*Objective*
Repeat every entry in the listing below, exactly.

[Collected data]
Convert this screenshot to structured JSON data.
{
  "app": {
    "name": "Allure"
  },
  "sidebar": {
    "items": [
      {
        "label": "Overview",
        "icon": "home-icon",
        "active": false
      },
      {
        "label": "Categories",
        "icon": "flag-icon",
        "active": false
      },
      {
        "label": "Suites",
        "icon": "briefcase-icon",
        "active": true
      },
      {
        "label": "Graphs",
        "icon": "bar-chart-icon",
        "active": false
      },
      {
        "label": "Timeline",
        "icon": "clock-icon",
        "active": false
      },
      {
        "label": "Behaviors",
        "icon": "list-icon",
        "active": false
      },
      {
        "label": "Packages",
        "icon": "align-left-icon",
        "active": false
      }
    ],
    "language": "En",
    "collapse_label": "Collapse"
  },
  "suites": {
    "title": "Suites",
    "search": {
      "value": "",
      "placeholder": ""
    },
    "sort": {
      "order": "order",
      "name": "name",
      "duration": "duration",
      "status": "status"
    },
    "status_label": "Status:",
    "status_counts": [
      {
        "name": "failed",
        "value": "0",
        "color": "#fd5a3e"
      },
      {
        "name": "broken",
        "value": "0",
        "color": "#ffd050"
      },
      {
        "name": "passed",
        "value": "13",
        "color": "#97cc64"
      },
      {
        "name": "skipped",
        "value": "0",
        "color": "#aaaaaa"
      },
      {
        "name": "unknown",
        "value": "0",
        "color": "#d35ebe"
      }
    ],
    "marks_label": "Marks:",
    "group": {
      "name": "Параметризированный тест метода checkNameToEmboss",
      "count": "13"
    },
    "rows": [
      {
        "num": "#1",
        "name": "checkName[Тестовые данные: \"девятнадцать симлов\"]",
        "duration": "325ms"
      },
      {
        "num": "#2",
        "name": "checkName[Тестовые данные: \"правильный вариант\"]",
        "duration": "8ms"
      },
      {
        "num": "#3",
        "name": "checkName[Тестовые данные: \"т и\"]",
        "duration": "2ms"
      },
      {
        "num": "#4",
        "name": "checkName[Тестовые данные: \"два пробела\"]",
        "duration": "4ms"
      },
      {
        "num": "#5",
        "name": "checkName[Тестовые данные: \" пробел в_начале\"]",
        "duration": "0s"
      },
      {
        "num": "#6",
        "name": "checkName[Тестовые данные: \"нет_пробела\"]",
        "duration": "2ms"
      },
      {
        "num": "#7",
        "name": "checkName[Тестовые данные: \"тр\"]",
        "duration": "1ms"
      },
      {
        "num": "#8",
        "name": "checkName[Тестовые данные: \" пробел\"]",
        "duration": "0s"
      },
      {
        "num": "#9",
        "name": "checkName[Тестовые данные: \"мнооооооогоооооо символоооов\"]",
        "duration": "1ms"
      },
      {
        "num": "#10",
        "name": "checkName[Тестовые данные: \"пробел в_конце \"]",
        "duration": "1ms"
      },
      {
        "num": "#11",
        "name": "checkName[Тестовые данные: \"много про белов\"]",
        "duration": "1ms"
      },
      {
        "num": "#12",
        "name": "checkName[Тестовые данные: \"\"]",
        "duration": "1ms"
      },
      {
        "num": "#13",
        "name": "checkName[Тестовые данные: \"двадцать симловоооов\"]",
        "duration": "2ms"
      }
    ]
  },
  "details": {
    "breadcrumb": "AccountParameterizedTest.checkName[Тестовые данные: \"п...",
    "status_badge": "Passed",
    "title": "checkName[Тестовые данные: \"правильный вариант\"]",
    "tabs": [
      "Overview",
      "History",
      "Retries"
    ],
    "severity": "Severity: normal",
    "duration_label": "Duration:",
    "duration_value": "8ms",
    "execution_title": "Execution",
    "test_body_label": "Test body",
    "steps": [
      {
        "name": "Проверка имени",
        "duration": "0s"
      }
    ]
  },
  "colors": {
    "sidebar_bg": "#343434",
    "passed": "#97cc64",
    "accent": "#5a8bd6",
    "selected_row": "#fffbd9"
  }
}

*Result*
Convert this screenshot to structured JSON data.
{
  "app": {
    "name": "Allure"
  },
  "sidebar": {
    "items": [
      {
        "label": "Overview",
        "icon": "home-icon",
        "active": false
      },
      {
        "label": "Categories",
        "icon": "flag-icon",
        "active": false
      },
      {
        "label": "Suites",
        "icon": "briefcase-icon",
        "active": true
      },
      {
        "label": "Graphs",
        "icon": "bar-chart-icon",
        "active": false
      },
      {
        "label": "Timeline",
        "icon": "clock-icon",
        "active": false
      },
      {
        "label": "Behaviors",
        "icon": "list-icon",
        "active": false
      },
      {
        "label": "Packages",
        "icon": "align-left-icon",
        "active": false
      }
    ],
    "language": "En",
    "collapse_label": "Collapse"
  },
  "suites": {
    "title": "Suites",
    "search": {
      "value": "",
      "placeholder": ""
    },
    "sort": {
      "order": "order",
      "name": "name",
      "duration": "duration",
      "status": "status"
    },
    "status_label": "Status:",
    "status_counts": [
      {
        "name": "failed",
        "value": "0",
        "color": "#fd5a3e"
      },
      {
        "name": "broken",
        "value": "0",
        "color": "#ffd050"
      },
      {
        "name": "passed",
        "value": "13",
        "color": "#97cc64"
      },
      {
        "name": "skipped",
        "value": "0",
        "color": "#aaaaaa"
      },
      {
        "name": "unknown",
        "value": "0",
        "color": "#d35ebe"
      }
    ],
    "marks_label": "Marks:",
    "group": {
      "name": "Параметризированный тест метода checkNameToEmboss",
      "count": "13"
    },
    "rows": [
      {
        "num": "#1",
        "name": "checkName[Тестовые данные: \"девятнадцать симлов\"]",
        "duration": "325ms"
      },
      {
        "num": "#2",
        "name": "checkName[Тестовые данные: \"правильный вариант\"]",
        "duration": "8ms"
      },
      {
        "num": "#3",
        "name": "checkName[Тестовые данные: \"т и\"]",
        "duration": "2ms"
      },
      {
        "num": "#4",
        "name": "checkName[Тестовые данные: \"два пробела\"]",
        "duration": "4ms"
      },
      {
        "num": "#5",
        "name": "checkName[Тестовые данные: \" пробел в_начале\"]",
        "duration": "0s"
      },
      {
        "num": "#6",
        "name": "checkName[Тестовые данные: \"нет_пробела\"]",
        "duration": "2ms"
      },
      {
        "num": "#7",
        "name": "checkName[Тестовые данные: \"тр\"]",
        "duration": "1ms"
      },
      {
        "num": "#8",
        "name": "checkName[Тестовые данные: \" пробел\"]",
        "duration": "0s"
      },
      {
        "num": "#9",
        "name": "checkName[Тестовые данные: \"мнооооооогоооооо символоооов\"]",
        "duration": "1ms"
      },
      {
        "num": "#10",
        "name": "checkName[Тестовые данные: \"пробел в_конце \"]",
        "duration": "1ms"
      },
      {
        "num": "#11",
        "name": "checkName[Тестовые данные: \"много про белов\"]",
        "duration": "1ms"
      },
      {
        "num": "#12",
        "name": "checkName[Тестовые данные: \"\"]",
        "duration": "1ms"
      },
      {
        "num": "#13",
        "name": "checkName[Тестовые данные: \"двадцать симловоооов\"]",
        "duration": "2ms"
      }
    ]
  },
  "details": {
    "breadcrumb": "AccountParameterizedTest.checkName[Тестовые данные: \"п...",
    "status_badge": "Passed",
    "title": "checkName[Тестовые данные: \"правильный вариант\"]",
    "tabs": [
      "Overview",
      "History",
      "Retries"
    ],
    "severity": "Severity: normal",
    "duration_label": "Duration:",
    "duration_value": "8ms",
    "execution_title": "Execution",
    "test_body_label": "Test body",
    "steps": [
      {
        "name": "Проверка имени",
        "duration": "0s"
      }
    ]
  },
  "colors": {
    "sidebar_bg": "#343434",
    "passed": "#97cc64",
    "accent": "#5a8bd6",
    "selected_row": "#fffbd9"
  }
}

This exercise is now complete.